* [What you have to do]
Copy the soft bush-pea text from "Pultenaea mollis, commonly" to "with red markings.", substituting "legume family" for "Fabaceae".

Pultenaea mollis, commonly known as soft bush-pea or guinea flower bush pea, is a species of flowering plant in the family Fabaceae and is endemic to south-eastern Australia. It is an erect or spreading shrub with narrow linear to elliptic or needle-shaped leaves and clusters of up to ten yellow to orange flowers with red markings.

==Description==
Pultenaea mollis is an erect or spreading shrub that typically grows to a height of up to 3 m with stems covered with twisted or curled hairs. The leaves are arranged alternately, narrow linear to elliptic or needle-shaped, 10–20 mm long and 0.3–1.2 mm wide with the edges rolled inwards and the lower surface hairy. There are stipules 2–3 mm long with their eges rolled under, at the base of the leaves. The flowers are arranged in leafy clusters of four to ten near the ends of short side branches, each flower 7–9 mm long on pedicels 1.5–4 mm long with bracts up to 5 mm long. The sepals are 4–8 mm long with egg-shaped bracteoles 2–8 mm long attached at the base of the sepal tube. The standard petal and wings are yellow with red markings and the keel is red. Flowering occurs from spring to summer and the fruit is an egg-shaped pod 5–6 mm long.

==Taxonomy==
Pultenaea mollis was first formally described in 1838 by John Lindley in Thomas Mitchell's journal, Three Expeditions into the interior of Eastern Australia. The specific epithet (mollis) means "soft".

==Distribution and habitat==
Soft bush-pea grows in forest, sometimes in heathland, and occurs in coastal areas south from Gosford in New South Wales to the southern half of Victoria where it is widespread and locally common. The species also occurs in the north-east of Tasmania.

==Conservation status==
Pultenaea mollis is classified as "vulnerable" under the Tasmanian Government Threatened Species Protection Act 1995.

* [Material provided]
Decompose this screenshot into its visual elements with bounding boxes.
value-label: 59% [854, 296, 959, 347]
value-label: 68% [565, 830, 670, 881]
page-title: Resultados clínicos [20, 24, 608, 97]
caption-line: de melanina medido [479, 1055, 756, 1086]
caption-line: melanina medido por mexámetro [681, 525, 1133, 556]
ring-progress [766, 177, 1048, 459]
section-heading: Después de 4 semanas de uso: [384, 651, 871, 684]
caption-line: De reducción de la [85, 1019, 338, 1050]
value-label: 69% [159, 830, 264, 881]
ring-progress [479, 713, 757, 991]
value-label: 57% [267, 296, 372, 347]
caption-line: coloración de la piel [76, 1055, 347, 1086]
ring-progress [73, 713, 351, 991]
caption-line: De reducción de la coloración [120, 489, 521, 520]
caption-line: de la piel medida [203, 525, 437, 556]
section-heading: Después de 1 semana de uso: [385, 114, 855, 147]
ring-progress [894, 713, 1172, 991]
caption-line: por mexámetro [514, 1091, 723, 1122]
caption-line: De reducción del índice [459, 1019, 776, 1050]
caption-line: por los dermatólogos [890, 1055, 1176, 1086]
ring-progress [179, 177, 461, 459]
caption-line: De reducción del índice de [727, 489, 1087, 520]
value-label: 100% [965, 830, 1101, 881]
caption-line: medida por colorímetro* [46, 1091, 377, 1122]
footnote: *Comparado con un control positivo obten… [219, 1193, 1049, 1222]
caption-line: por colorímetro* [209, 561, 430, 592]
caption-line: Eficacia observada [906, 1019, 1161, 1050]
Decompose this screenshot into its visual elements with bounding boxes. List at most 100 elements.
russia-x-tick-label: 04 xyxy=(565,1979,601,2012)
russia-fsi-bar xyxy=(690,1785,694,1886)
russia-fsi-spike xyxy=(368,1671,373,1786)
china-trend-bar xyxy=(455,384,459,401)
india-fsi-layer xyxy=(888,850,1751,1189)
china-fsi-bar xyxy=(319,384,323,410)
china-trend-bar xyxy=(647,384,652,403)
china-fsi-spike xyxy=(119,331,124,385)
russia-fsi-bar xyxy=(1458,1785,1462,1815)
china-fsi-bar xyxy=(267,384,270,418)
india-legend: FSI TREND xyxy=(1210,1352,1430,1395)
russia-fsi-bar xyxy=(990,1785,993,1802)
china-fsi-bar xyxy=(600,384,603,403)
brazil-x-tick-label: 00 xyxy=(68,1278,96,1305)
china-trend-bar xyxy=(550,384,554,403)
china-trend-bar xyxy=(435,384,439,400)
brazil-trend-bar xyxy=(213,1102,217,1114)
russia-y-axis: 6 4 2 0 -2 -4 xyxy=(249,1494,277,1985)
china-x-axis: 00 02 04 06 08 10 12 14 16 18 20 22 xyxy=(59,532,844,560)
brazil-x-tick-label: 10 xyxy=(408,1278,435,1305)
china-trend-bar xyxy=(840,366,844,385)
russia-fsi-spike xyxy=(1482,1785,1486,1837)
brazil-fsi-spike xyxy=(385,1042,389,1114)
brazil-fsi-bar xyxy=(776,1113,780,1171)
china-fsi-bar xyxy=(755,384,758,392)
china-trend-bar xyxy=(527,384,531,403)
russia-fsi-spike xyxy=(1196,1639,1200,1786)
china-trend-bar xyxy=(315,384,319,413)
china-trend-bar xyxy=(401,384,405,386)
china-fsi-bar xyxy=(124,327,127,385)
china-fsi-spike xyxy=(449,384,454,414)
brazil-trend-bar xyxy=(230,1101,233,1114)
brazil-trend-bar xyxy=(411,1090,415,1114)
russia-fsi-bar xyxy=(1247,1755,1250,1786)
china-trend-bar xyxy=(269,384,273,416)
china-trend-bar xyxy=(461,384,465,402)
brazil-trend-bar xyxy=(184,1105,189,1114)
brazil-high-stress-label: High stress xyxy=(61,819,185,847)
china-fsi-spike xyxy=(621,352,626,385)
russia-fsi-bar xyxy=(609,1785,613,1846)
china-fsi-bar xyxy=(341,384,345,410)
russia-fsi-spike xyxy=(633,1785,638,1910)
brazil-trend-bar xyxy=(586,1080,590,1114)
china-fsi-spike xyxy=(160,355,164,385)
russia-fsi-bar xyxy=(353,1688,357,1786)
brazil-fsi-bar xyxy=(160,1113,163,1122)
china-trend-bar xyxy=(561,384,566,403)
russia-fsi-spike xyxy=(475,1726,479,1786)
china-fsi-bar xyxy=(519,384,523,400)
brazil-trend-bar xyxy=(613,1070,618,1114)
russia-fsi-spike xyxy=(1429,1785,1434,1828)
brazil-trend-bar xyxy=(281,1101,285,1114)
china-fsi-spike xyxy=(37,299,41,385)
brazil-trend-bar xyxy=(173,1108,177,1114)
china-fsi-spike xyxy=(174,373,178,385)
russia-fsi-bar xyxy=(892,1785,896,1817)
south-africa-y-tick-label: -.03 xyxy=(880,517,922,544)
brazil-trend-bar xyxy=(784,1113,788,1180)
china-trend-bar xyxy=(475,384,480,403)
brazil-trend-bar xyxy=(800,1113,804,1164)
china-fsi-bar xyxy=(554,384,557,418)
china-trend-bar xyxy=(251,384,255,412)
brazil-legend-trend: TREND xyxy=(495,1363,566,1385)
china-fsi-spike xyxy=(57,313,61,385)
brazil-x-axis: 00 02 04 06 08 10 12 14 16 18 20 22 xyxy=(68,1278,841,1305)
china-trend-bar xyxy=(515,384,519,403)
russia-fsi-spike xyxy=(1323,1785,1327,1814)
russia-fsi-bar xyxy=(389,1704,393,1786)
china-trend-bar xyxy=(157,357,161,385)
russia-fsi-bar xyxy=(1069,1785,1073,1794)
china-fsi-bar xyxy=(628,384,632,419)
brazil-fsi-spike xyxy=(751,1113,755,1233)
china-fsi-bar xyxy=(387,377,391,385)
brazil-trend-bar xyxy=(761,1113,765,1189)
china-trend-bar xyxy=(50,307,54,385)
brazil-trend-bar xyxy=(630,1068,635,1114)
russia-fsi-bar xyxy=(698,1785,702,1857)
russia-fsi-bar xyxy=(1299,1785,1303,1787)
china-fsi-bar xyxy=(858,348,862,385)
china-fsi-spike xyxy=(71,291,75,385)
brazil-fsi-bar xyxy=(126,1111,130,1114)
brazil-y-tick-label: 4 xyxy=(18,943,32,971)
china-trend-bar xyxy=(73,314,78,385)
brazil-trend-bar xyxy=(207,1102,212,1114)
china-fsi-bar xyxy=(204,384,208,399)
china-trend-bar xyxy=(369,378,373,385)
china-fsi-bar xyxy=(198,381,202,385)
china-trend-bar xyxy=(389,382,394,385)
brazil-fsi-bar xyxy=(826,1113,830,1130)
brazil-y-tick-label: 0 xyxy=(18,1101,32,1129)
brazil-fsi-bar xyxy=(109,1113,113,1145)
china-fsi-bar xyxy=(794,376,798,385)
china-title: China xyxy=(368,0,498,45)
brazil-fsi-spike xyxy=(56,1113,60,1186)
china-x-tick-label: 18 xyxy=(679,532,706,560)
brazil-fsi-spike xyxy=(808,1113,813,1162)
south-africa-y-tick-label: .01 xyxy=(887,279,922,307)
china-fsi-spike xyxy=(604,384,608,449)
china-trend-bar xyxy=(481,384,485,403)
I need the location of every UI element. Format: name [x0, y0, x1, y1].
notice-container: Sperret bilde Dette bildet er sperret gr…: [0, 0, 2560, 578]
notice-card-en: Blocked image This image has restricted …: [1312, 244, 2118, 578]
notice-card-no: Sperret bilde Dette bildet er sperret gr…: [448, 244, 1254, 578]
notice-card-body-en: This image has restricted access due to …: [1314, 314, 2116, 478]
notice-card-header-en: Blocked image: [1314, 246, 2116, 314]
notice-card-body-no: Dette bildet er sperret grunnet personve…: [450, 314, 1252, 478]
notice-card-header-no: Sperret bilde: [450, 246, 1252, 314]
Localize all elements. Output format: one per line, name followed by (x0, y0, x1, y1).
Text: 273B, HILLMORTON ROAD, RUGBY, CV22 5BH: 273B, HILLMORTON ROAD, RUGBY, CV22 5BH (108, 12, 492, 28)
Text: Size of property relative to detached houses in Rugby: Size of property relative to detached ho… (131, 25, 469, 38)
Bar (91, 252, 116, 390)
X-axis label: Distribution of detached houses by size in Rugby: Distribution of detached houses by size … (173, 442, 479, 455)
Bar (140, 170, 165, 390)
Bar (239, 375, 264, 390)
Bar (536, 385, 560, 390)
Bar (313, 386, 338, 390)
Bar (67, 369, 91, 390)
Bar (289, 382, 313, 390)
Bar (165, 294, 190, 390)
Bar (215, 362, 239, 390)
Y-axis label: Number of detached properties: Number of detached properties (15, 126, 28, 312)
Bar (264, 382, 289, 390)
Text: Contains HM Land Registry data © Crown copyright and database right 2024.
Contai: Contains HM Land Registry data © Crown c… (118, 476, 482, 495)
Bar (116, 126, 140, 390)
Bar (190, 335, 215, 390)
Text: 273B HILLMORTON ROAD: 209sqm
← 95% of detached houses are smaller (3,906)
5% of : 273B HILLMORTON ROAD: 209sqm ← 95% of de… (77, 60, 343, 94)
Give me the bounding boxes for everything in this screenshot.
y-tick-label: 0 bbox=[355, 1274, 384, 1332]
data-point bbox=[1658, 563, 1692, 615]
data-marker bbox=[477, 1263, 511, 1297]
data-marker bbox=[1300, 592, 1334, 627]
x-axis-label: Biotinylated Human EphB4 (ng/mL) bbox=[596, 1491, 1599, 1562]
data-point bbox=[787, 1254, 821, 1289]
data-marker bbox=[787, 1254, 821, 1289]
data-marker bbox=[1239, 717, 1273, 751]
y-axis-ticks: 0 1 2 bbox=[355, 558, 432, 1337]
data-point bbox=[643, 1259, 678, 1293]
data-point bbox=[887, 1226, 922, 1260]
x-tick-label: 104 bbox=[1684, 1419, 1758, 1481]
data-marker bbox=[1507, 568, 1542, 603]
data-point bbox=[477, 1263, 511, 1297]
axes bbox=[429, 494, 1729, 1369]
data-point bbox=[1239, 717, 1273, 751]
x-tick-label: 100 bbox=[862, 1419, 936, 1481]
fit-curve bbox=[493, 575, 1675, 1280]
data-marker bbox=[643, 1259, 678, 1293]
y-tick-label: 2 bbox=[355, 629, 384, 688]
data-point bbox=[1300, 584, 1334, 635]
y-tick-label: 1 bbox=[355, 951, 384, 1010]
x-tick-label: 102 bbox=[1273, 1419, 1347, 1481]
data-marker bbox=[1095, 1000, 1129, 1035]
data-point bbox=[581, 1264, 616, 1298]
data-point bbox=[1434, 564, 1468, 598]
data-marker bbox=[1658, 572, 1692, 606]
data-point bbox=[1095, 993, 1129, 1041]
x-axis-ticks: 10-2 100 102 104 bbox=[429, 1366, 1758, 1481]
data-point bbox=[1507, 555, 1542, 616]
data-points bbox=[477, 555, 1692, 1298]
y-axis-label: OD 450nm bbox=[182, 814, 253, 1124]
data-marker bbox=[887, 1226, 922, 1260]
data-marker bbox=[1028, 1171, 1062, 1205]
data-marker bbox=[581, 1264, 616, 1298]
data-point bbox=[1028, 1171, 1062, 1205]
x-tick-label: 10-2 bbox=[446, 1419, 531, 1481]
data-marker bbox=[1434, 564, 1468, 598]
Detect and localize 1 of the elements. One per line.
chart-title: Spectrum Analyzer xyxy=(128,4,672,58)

* [Answer to this problem]
Pultenaea mollis, commonly known as soft bush-pea or guinea flower bush pea, is a species of flowering plant in the family legume family and is endemic to south-eastern Australia. It is an erect or spreading shrub with narrow linear to elliptic or needle-shaped leaves and clusters of up to ten yellow to orange flowers with red markings.